TASK TO CARRY OUT:
Tally the lines in the listing below that include "TWOC". Answer with the count and nothing more.

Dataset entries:
□ □ □ □ □
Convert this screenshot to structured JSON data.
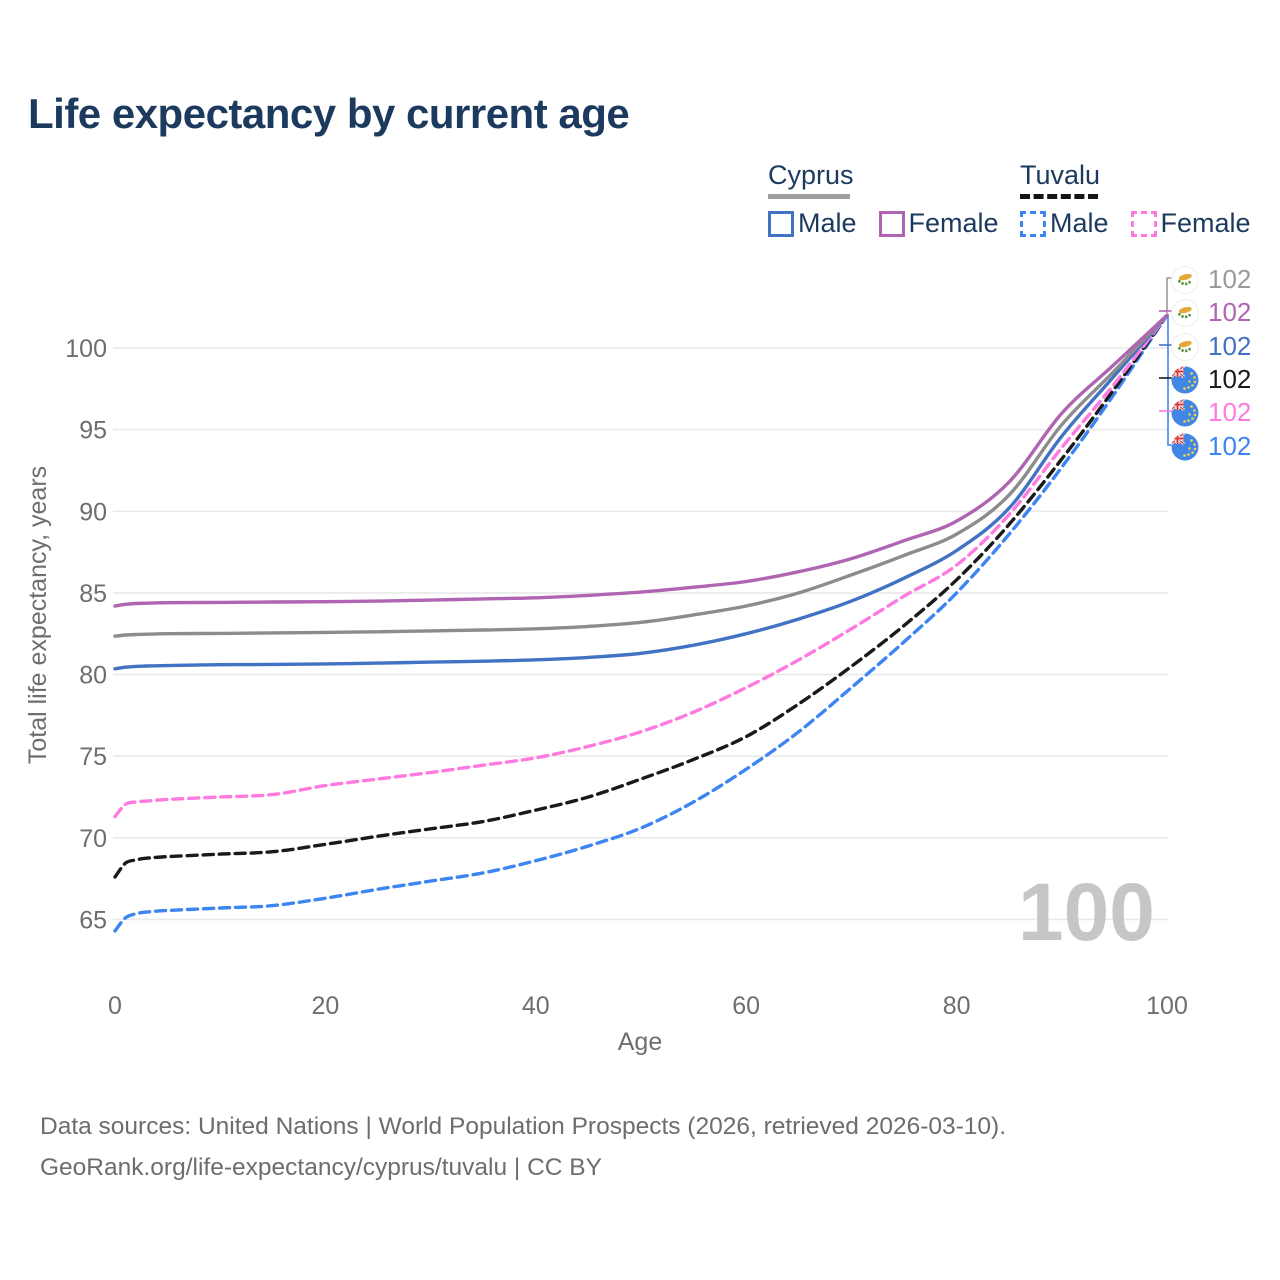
{
  "header": {
    "title": "Life expectancy by current age"
  },
  "legend": {
    "groups": [
      {
        "title": "Cyprus",
        "line_style": "solid",
        "items": [
          {
            "label": "Male",
            "color": "#4272c4"
          },
          {
            "label": "Female",
            "color": "#b065b2"
          }
        ]
      },
      {
        "title": "Tuvalu",
        "line_style": "dashed",
        "items": [
          {
            "label": "Male",
            "color": "#3d85f2"
          },
          {
            "label": "Female",
            "color": "#ff7ae0"
          }
        ]
      }
    ]
  },
  "chart_data": {
    "type": "line",
    "title": "Life expectancy by current age",
    "xlabel": "Age",
    "ylabel": "Total life expectancy, years",
    "xlim": [
      0,
      100
    ],
    "ylim": [
      63,
      103
    ],
    "xticks": [
      0,
      20,
      40,
      60,
      80,
      100
    ],
    "yticks": [
      65,
      70,
      75,
      80,
      85,
      90,
      95,
      100
    ],
    "grid": "horizontal-only",
    "legend_position": "top-right",
    "x": [
      0,
      1,
      2,
      3,
      5,
      10,
      15,
      20,
      25,
      30,
      35,
      40,
      45,
      50,
      55,
      60,
      65,
      70,
      75,
      80,
      85,
      90,
      95,
      100
    ],
    "series": [
      {
        "name": "Tuvalu Male",
        "country": "Tuvalu",
        "sex": "Male",
        "color": "#3d85f2",
        "dashed": true,
        "values": [
          64.3,
          65.1,
          65.35,
          65.45,
          65.55,
          65.7,
          65.85,
          66.3,
          66.85,
          67.35,
          67.85,
          68.6,
          69.5,
          70.6,
          72.2,
          74.2,
          76.5,
          79.2,
          82.0,
          85.0,
          88.6,
          92.7,
          97.2,
          102
        ]
      },
      {
        "name": "Tuvalu Both sexes",
        "country": "Tuvalu",
        "sex": "Both",
        "color": "#1a1a1a",
        "dashed": true,
        "values": [
          67.6,
          68.45,
          68.65,
          68.75,
          68.85,
          69.0,
          69.15,
          69.6,
          70.1,
          70.55,
          71.0,
          71.7,
          72.5,
          73.6,
          74.8,
          76.2,
          78.2,
          80.5,
          83.0,
          85.8,
          89.2,
          93.2,
          97.5,
          102
        ]
      },
      {
        "name": "Tuvalu Female",
        "country": "Tuvalu",
        "sex": "Female",
        "color": "#ff7ae0",
        "dashed": true,
        "values": [
          71.3,
          72.05,
          72.2,
          72.25,
          72.35,
          72.5,
          72.65,
          73.2,
          73.6,
          74.0,
          74.45,
          74.9,
          75.6,
          76.5,
          77.7,
          79.2,
          80.9,
          82.8,
          84.8,
          86.7,
          89.8,
          93.9,
          97.8,
          102
        ]
      },
      {
        "name": "Cyprus Male",
        "country": "Cyprus",
        "sex": "Male",
        "color": "#4272c4",
        "dashed": false,
        "values": [
          80.35,
          80.45,
          80.5,
          80.52,
          80.55,
          80.6,
          80.62,
          80.65,
          80.7,
          80.76,
          80.82,
          80.9,
          81.05,
          81.3,
          81.8,
          82.5,
          83.4,
          84.5,
          85.9,
          87.6,
          90.2,
          94.6,
          98.3,
          102
        ]
      },
      {
        "name": "Cyprus Both sexes",
        "country": "Cyprus",
        "sex": "Both",
        "color": "#8c8c8c",
        "dashed": false,
        "values": [
          82.35,
          82.42,
          82.45,
          82.47,
          82.5,
          82.52,
          82.55,
          82.58,
          82.62,
          82.67,
          82.73,
          82.8,
          82.95,
          83.2,
          83.65,
          84.2,
          85.0,
          86.1,
          87.3,
          88.6,
          91.0,
          95.3,
          98.6,
          102
        ]
      },
      {
        "name": "Cyprus Female",
        "country": "Cyprus",
        "sex": "Female",
        "color": "#b065b2",
        "dashed": false,
        "values": [
          84.2,
          84.3,
          84.35,
          84.37,
          84.4,
          84.42,
          84.44,
          84.46,
          84.5,
          84.56,
          84.63,
          84.7,
          84.85,
          85.05,
          85.35,
          85.7,
          86.3,
          87.1,
          88.2,
          89.4,
          91.8,
          96.0,
          99.0,
          102
        ]
      }
    ],
    "end_labels": [
      {
        "series": "Cyprus Both sexes",
        "flag": "cyprus",
        "color": "#9a9a9a",
        "value": "102"
      },
      {
        "series": "Cyprus Female",
        "flag": "cyprus",
        "color": "#b065b2",
        "value": "102"
      },
      {
        "series": "Cyprus Male",
        "flag": "cyprus",
        "color": "#4272c4",
        "value": "102"
      },
      {
        "series": "Tuvalu Both sexes",
        "flag": "tuvalu",
        "color": "#1a1a1a",
        "value": "102"
      },
      {
        "series": "Tuvalu Female",
        "flag": "tuvalu",
        "color": "#ff7ae0",
        "value": "102"
      },
      {
        "series": "Tuvalu Male",
        "flag": "tuvalu",
        "color": "#3d85f2",
        "value": "102"
      }
    ],
    "watermark": "100"
  },
  "footer": {
    "line1": "Data sources: United Nations | World Population Prospects (2026, retrieved 2026-03-10).",
    "line2": "GeoRank.org/life-expectancy/cyprus/tuvalu | CC BY"
  }
}
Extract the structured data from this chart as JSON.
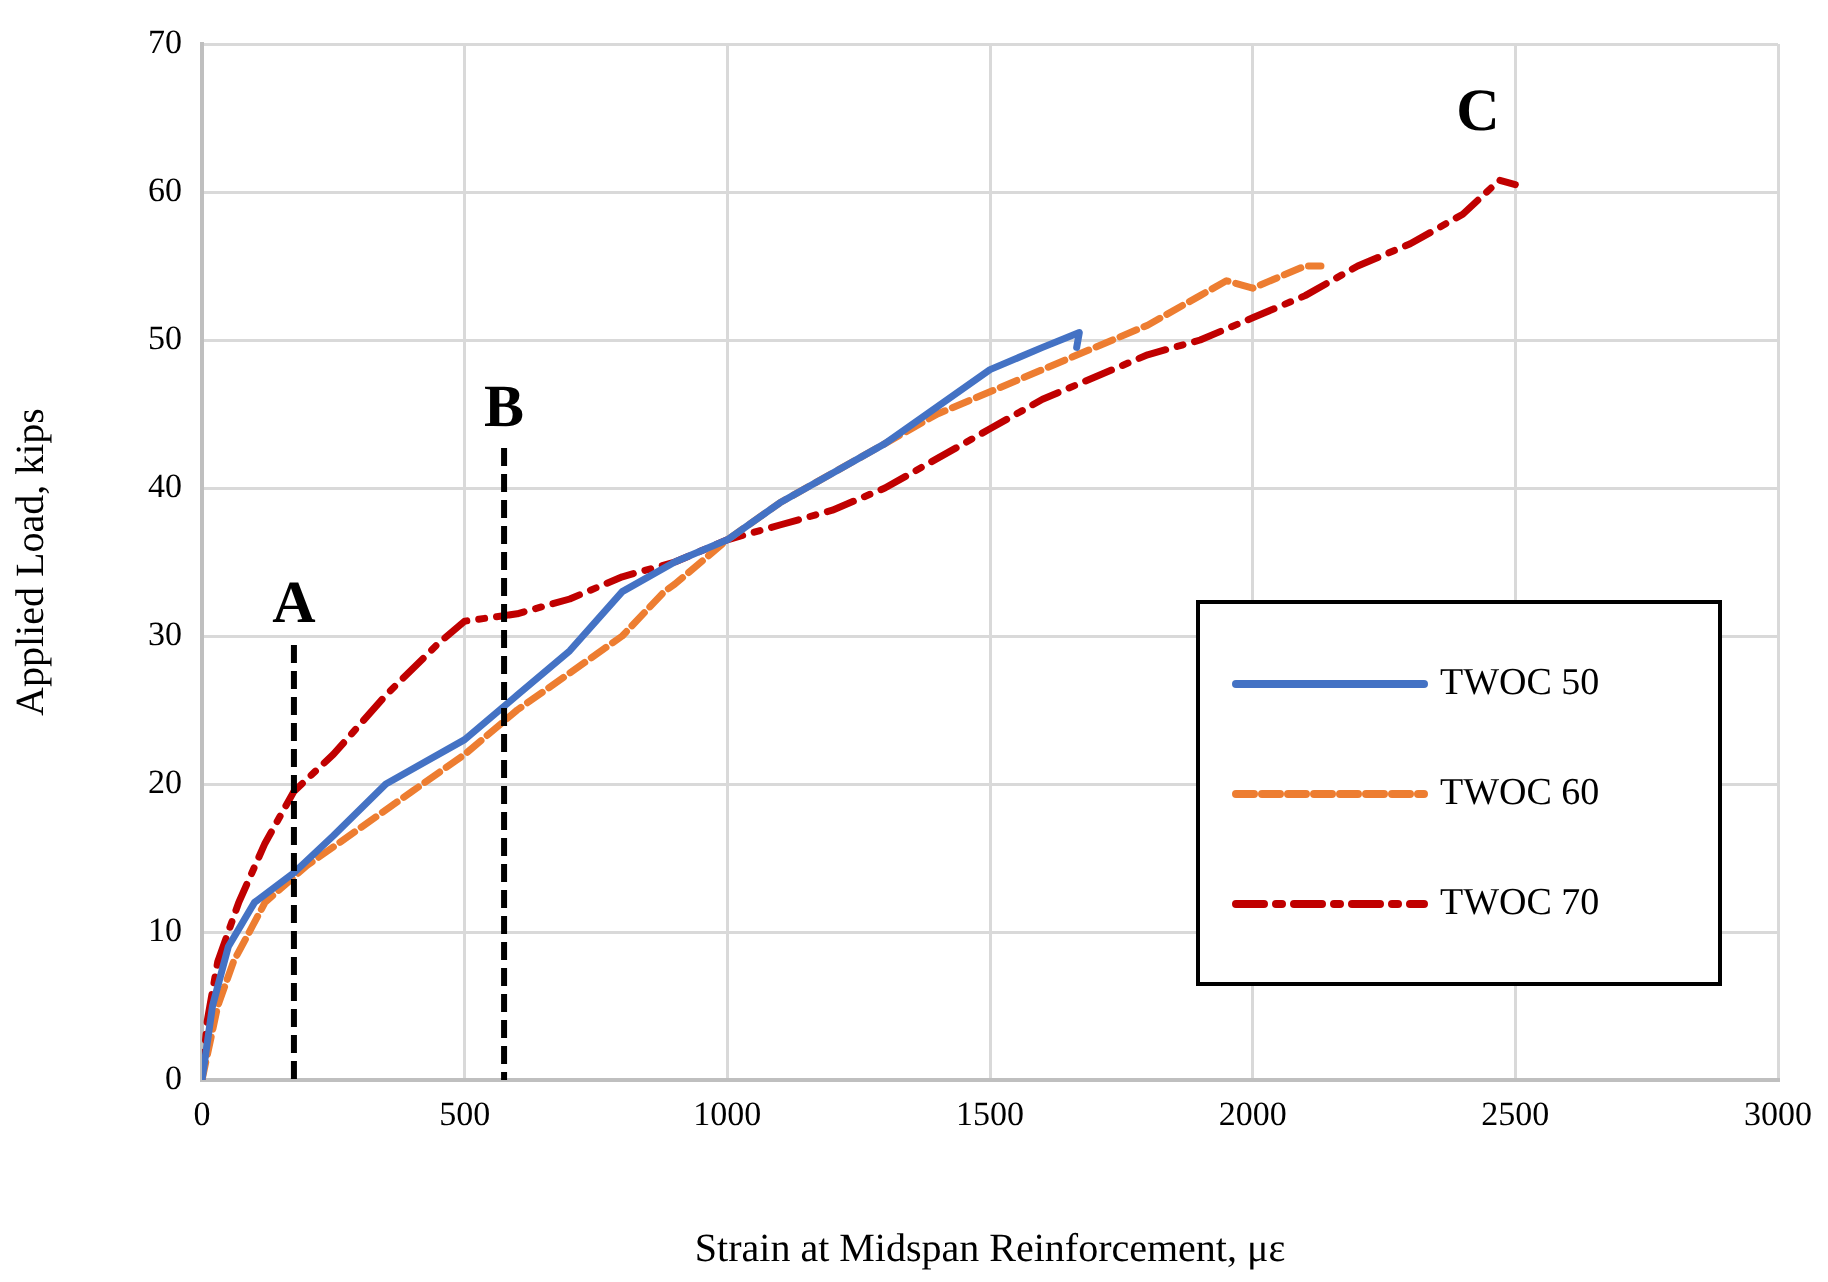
{
  "chart_data": {
    "type": "line",
    "xlabel": "Strain at Midspan Reinforcement, με",
    "ylabel": "Applied Load, kips",
    "xlim": [
      0,
      3000
    ],
    "xticks": [
      0,
      500,
      1000,
      1500,
      2000,
      2500,
      3000
    ],
    "ylim": [
      0,
      70
    ],
    "yticks": [
      0,
      10,
      20,
      30,
      40,
      50,
      60,
      70
    ],
    "grid": true,
    "legend": "right",
    "marker": "none",
    "series": [
      {
        "name": "TWOC 50",
        "color": "#4472c4",
        "line_style": "solid",
        "x": [
          0,
          20,
          50,
          100,
          175,
          250,
          350,
          500,
          600,
          700,
          800,
          900,
          1000,
          1100,
          1200,
          1300,
          1400,
          1500,
          1600,
          1670,
          1665
        ],
        "values": [
          0,
          5,
          9,
          12,
          14,
          16.5,
          20,
          23,
          26,
          29,
          33,
          35,
          36.5,
          39,
          41,
          43,
          45.5,
          48,
          49.5,
          50.5,
          49.5
        ]
      },
      {
        "name": "TWOC 60",
        "color": "#ed7d31",
        "line_style": "dashed",
        "x": [
          0,
          30,
          60,
          120,
          200,
          300,
          400,
          500,
          600,
          700,
          800,
          880,
          900,
          1000,
          1100,
          1200,
          1300,
          1400,
          1500,
          1600,
          1700,
          1800,
          1900,
          1950,
          2000,
          2100,
          2130
        ],
        "values": [
          0,
          5,
          8,
          12,
          14.5,
          17,
          19.5,
          22,
          25,
          27.5,
          30,
          33,
          33.5,
          36.5,
          39,
          41,
          43,
          45,
          46.5,
          48,
          49.5,
          51,
          53,
          54,
          53.5,
          55,
          55
        ]
      },
      {
        "name": "TWOC 70",
        "color": "#c00000",
        "line_style": "dashdot",
        "x": [
          0,
          10,
          30,
          70,
          120,
          175,
          250,
          350,
          450,
          500,
          600,
          700,
          800,
          900,
          1000,
          1100,
          1200,
          1300,
          1400,
          1500,
          1600,
          1700,
          1800,
          1900,
          2000,
          2100,
          2200,
          2300,
          2400,
          2470,
          2500
        ],
        "values": [
          0,
          4,
          8,
          12,
          16,
          19.5,
          22,
          26,
          29.5,
          31,
          31.5,
          32.5,
          34,
          35,
          36.5,
          37.5,
          38.5,
          40,
          42,
          44,
          46,
          47.5,
          49,
          50,
          51.5,
          53,
          55,
          56.5,
          58.5,
          60.8,
          60.5
        ]
      }
    ],
    "ref_lines": [
      {
        "axis": "x",
        "value": 175,
        "label": "A",
        "color": "#000000",
        "line_style": "dashed"
      },
      {
        "axis": "x",
        "value": 575,
        "label": "B",
        "color": "#000000",
        "line_style": "dashed"
      }
    ],
    "annotations": [
      "C"
    ]
  }
}
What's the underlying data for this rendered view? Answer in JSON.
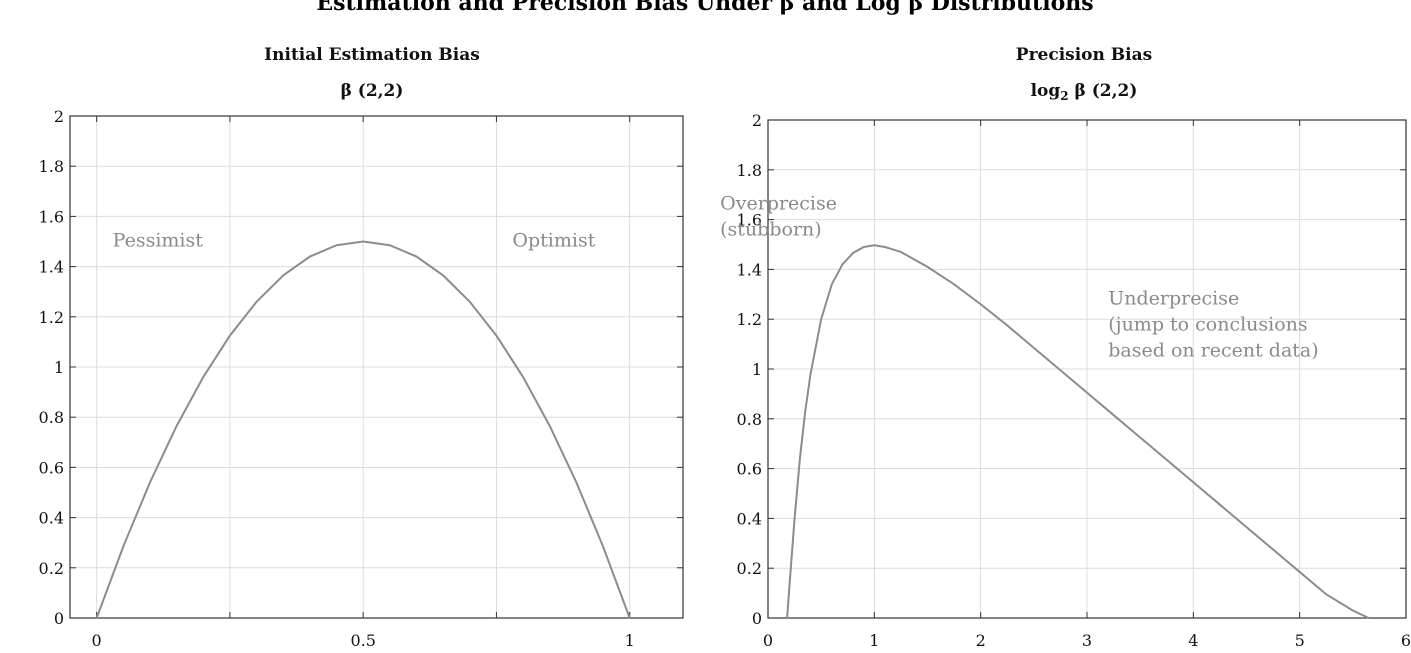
□ □ □ □ □
OUTPUT FOR THIS TASK:
3